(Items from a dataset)

☆ ☆ ☆ ☆ ☆

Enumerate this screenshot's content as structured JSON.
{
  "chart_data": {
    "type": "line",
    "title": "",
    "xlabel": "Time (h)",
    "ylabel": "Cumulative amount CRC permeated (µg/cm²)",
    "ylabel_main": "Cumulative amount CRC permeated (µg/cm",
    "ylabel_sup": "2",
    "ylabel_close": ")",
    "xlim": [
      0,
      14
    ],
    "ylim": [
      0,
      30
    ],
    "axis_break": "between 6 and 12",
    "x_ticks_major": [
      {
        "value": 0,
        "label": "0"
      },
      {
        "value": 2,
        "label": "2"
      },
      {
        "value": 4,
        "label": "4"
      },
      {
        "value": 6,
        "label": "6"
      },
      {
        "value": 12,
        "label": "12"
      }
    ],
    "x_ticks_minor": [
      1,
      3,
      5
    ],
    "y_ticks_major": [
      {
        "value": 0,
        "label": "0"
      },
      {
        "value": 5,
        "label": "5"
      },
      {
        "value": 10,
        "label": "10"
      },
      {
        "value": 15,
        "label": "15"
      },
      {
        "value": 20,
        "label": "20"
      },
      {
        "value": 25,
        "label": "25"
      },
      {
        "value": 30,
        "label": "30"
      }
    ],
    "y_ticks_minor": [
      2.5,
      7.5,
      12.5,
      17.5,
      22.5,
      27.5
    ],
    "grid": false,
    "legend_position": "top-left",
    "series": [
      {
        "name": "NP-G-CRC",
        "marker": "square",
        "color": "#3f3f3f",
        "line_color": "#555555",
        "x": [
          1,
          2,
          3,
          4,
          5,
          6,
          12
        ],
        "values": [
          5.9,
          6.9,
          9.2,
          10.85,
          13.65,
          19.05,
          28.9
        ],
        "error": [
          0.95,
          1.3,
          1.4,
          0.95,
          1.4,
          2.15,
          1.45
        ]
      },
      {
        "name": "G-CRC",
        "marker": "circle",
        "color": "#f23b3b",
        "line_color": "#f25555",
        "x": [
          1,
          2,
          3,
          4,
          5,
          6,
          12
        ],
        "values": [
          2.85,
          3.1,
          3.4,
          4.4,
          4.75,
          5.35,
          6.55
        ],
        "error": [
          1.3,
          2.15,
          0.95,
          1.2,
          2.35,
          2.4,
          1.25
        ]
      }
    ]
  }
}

☆ ☆ ☆ ☆ ☆

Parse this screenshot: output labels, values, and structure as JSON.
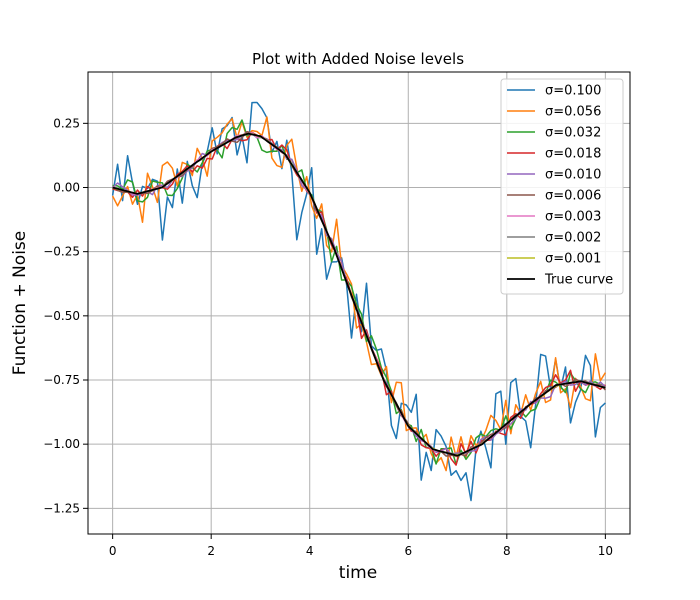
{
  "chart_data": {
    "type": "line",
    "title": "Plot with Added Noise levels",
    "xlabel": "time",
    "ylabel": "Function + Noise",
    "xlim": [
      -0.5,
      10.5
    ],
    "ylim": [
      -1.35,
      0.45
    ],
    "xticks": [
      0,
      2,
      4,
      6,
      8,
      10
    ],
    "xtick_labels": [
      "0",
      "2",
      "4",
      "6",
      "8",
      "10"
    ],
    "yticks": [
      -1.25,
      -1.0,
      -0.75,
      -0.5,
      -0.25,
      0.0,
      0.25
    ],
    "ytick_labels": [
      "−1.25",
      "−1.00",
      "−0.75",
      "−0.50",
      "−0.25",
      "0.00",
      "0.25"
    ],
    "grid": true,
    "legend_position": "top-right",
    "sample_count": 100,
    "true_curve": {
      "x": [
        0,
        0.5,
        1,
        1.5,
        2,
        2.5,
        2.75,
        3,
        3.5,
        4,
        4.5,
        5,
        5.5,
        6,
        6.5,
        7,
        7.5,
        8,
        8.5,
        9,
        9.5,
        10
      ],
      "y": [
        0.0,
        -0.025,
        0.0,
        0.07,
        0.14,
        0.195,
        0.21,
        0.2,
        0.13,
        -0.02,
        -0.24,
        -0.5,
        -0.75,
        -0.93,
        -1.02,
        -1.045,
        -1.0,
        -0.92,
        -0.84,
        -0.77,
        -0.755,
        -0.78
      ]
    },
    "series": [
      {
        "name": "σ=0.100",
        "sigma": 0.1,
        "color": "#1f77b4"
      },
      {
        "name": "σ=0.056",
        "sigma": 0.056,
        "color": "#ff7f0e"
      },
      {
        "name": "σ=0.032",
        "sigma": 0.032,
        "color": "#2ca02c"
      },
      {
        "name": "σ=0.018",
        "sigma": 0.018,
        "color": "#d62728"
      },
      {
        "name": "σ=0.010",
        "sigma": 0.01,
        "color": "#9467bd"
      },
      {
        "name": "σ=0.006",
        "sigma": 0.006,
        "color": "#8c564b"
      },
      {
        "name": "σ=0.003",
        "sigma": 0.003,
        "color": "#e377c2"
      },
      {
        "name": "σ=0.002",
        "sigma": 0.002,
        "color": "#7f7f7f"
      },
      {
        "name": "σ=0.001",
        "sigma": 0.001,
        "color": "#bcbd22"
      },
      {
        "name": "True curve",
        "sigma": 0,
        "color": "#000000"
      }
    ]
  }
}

☆ ☆ ☆ ☆ ☆

(The request)
Copy every line of the material in which the word "permeated" occurs.

(Result for this exercise)
    "ylabel": "Cumulative amount CRC permeated (µg/cm²)",
    "ylabel_main": "Cumulative amount CRC permeated (µg/cm",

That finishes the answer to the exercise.